-- Start of Given records --

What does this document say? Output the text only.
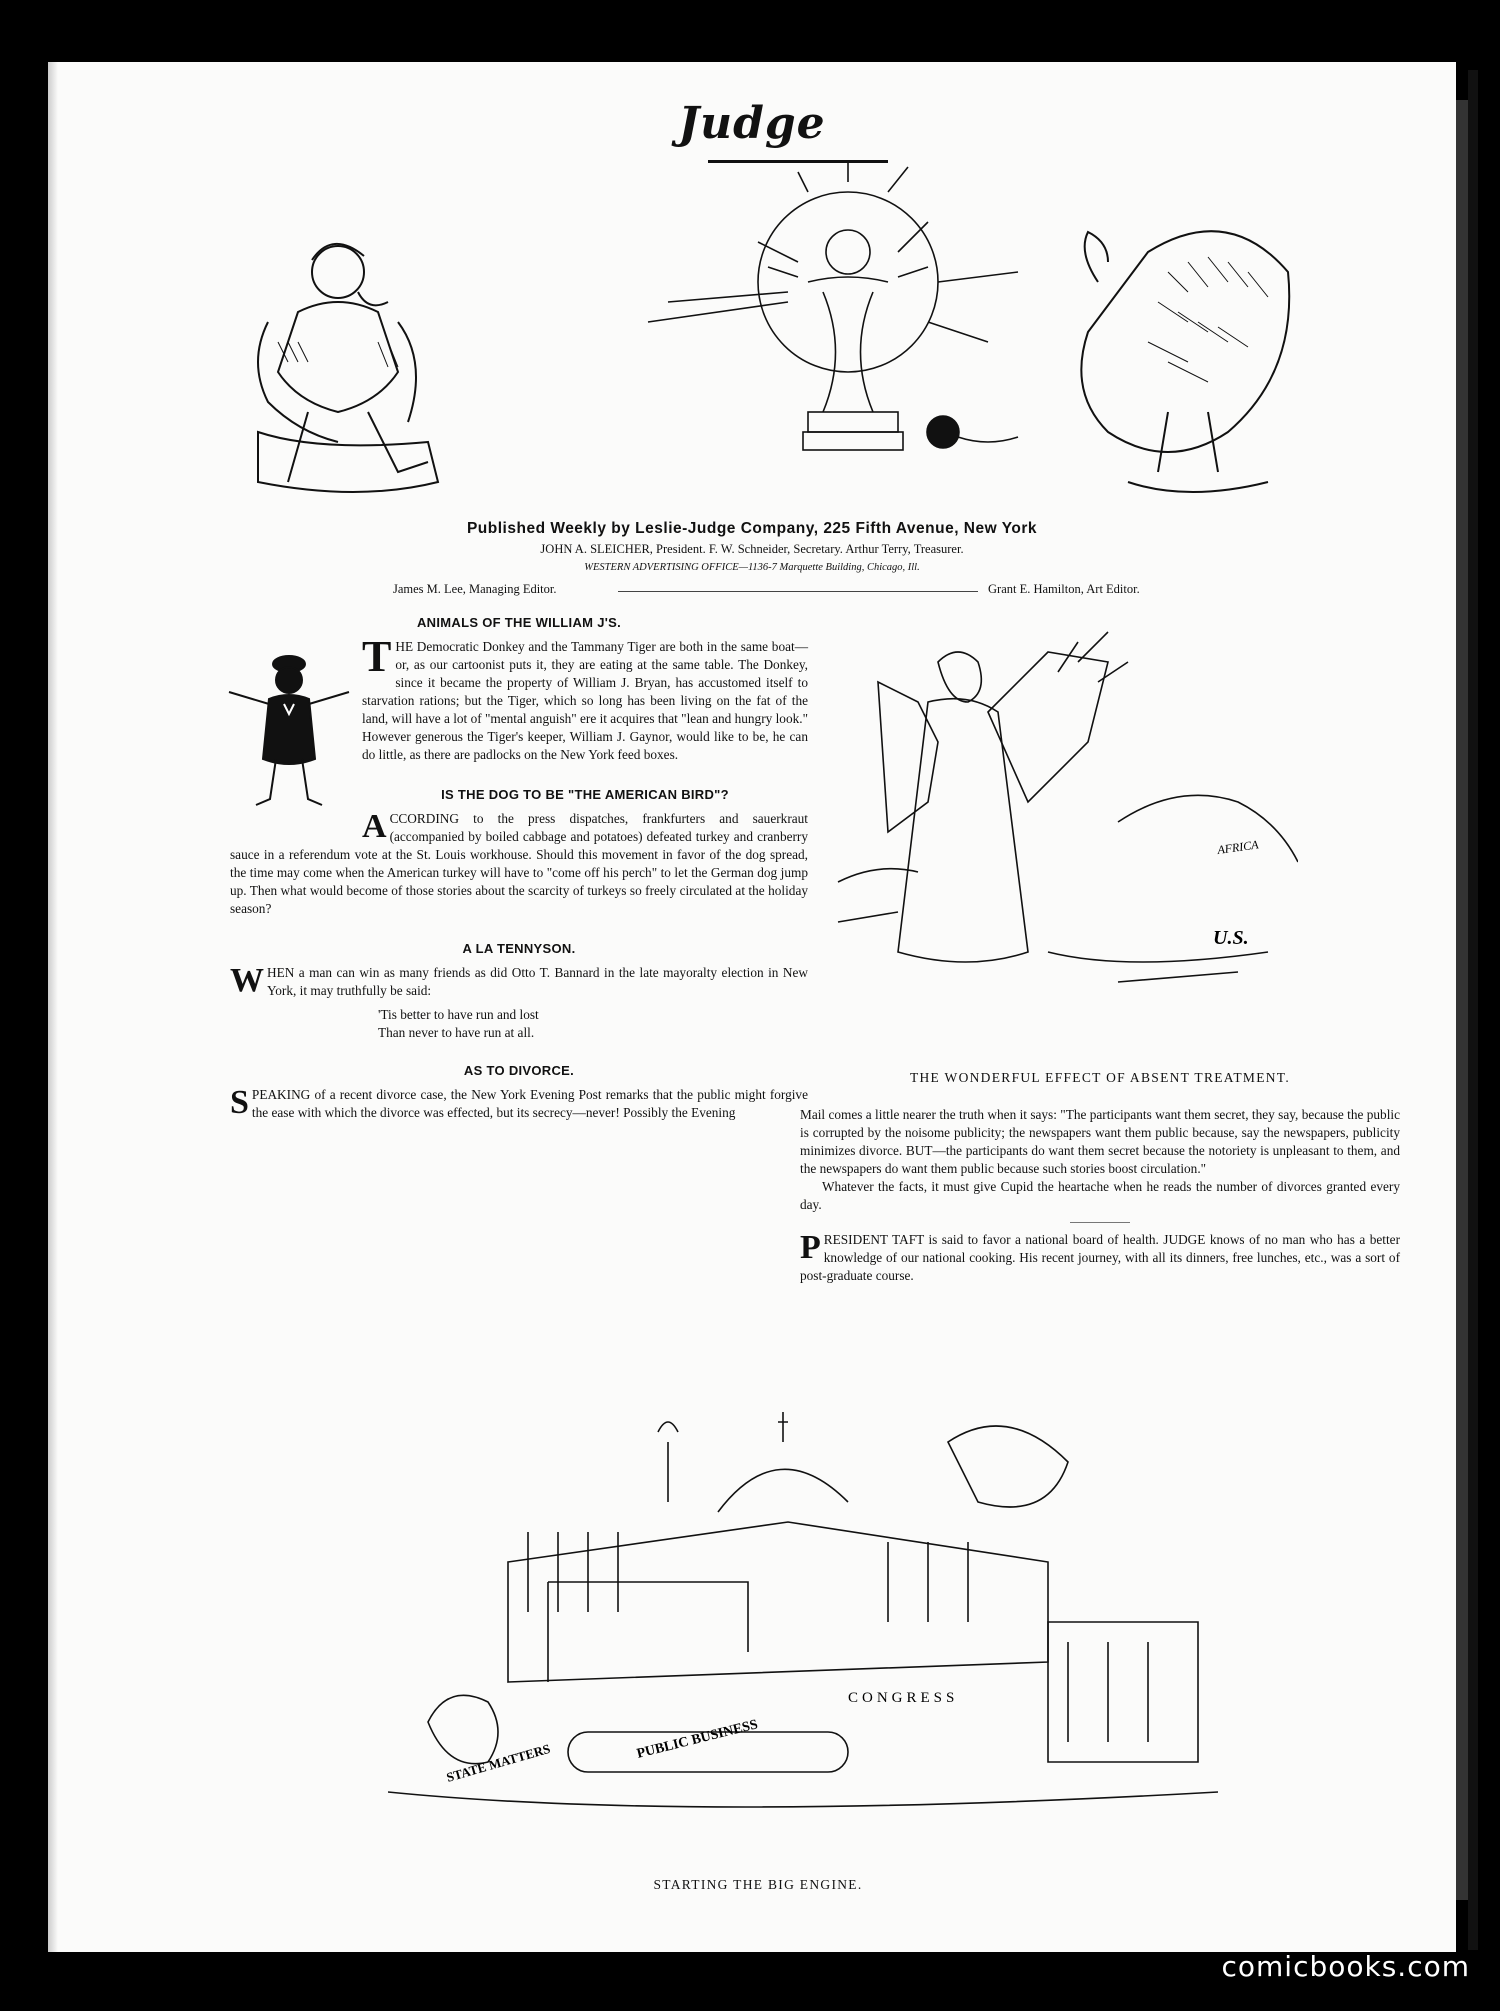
Judge
Published Weekly by Leslie-Judge Company, 225 Fifth Avenue, New York
JOHN A. SLEICHER, President. F. W. Schneider, Secretary. Arthur Terry, Treasurer.
WESTERN ADVERTISING OFFICE—1136-7 Marquette Building, Chicago, Ill.
James M. Lee, Managing Editor.	Grant E. Hamilton, Art Editor.
ANIMALS OF THE WILLIAM J'S.
T HE Democratic Donkey and the Tammany Tiger are both in the same boat—or, as our cartoonist puts it, they are eating at the same table. The Donkey, since it became the property of William J. Bryan, has accustomed itself to starvation rations; but the Tiger, which so long has been living on the fat of the land, will have a lot of "mental anguish" ere it acquires that "lean and hungry look." However generous the Tiger's keeper, William J. Gaynor, would like to be, he can do little, as there are padlocks on the New York feed boxes.

IS THE DOG TO BE "THE AMERICAN BIRD"?
A CCORDING to the press dispatches, frankfurters and sauerkraut (accompanied by boiled cabbage and potatoes) defeated turkey and cranberry sauce in a referendum vote at the St. Louis workhouse. Should this movement in favor of the dog spread, the time may come when the American turkey will have to "come off his perch" to let the German dog jump up. Then what would become of those stories about the scarcity of turkeys so freely circulated at the holiday season?

A LA TENNYSON.
W HEN a man can win as many friends as did Otto T. Bannard in the late mayoralty election in New York, it may truthfully be said:

'Tis better to have run and lost
Than never to have run at all.
AS TO DIVORCE.
S PEAKING of a recent divorce case, the New York Evening Post remarks that the public might forgive the ease with which the divorce was effected, but its secrecy—never! Possibly the Evening

AFRICA
U.S.
THE WONDERFUL EFFECT OF ABSENT TREATMENT.

Mail comes a little nearer the truth when it says: "The participants want them secret, they say, because the public is corrupted by the noisome publicity; the newspapers want them public because, say the newspapers, publicity minimizes divorce. BUT—the participants do want them secret because the notoriety is unpleasant to them, and the newspapers do want them public because such stories boost circulation."

Whatever the facts, it must give Cupid the heartache when he reads the number of divorces granted every day.

P RESIDENT TAFT is said to favor a national board of health. JUDGE knows of no man who has a better knowledge of our national cooking. His recent journey, with all its dinners, free lunches, etc., was a sort of post-graduate course.

CONGRESS
PUBLIC BUSINESS
STATE MATTERS
STARTING THE BIG ENGINE.
comicbooks.com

-- End of Given records --

• **What you are asked to do**
Your task is to retype all the entries exactly and leave out any pictures.

• **Result of the exercise**
What does this document say? Output the text only.
Judge
Published Weekly by Leslie-Judge Company, 225 Fifth Avenue, New York
JOHN A. SLEICHER, President. F. W. Schneider, Secretary. Arthur Terry, Treasurer.
WESTERN ADVERTISING OFFICE—1136-7 Marquette Building, Chicago, Ill.
James M. Lee, Managing Editor.	Grant E. Hamilton, Art Editor.
ANIMALS OF THE WILLIAM J'S.
T HE Democratic Donkey and the Tammany Tiger are both in the same boat—or, as our cartoonist puts it, they are eating at the same table. The Donkey, since it became the property of William J. Bryan, has accustomed itself to starvation rations; but the Tiger, which so long has been living on the fat of the land, will have a lot of "mental anguish" ere it acquires that "lean and hungry look." However generous the Tiger's keeper, William J. Gaynor, would like to be, he can do little, as there are padlocks on the New York feed boxes.

IS THE DOG TO BE "THE AMERICAN BIRD"?
A CCORDING to the press dispatches, frankfurters and sauerkraut (accompanied by boiled cabbage and potatoes) defeated turkey and cranberry sauce in a referendum vote at the St. Louis workhouse. Should this movement in favor of the dog spread, the time may come when the American turkey will have to "come off his perch" to let the German dog jump up. Then what would become of those stories about the scarcity of turkeys so freely circulated at the holiday season?

A LA TENNYSON.
W HEN a man can win as many friends as did Otto T. Bannard in the late mayoralty election in New York, it may truthfully be said:

'Tis better to have run and lost
Than never to have run at all.
AS TO DIVORCE.
S PEAKING of a recent divorce case, the New York Evening Post remarks that the public might forgive the ease with which the divorce was effected, but its secrecy—never! Possibly the Evening

AFRICA
U.S.
THE WONDERFUL EFFECT OF ABSENT TREATMENT.

Mail comes a little nearer the truth when it says: "The participants want them secret, they say, because the public is corrupted by the noisome publicity; the newspapers want them public because, say the newspapers, publicity minimizes divorce. BUT—the participants do want them secret because the notoriety is unpleasant to them, and the newspapers do want them public because such stories boost circulation."

Whatever the facts, it must give Cupid the heartache when he reads the number of divorces granted every day.

P RESIDENT TAFT is said to favor a national board of health. JUDGE knows of no man who has a better knowledge of our national cooking. His recent journey, with all its dinners, free lunches, etc., was a sort of post-graduate course.

CONGRESS
PUBLIC BUSINESS
STATE MATTERS
STARTING THE BIG ENGINE.
comicbooks.com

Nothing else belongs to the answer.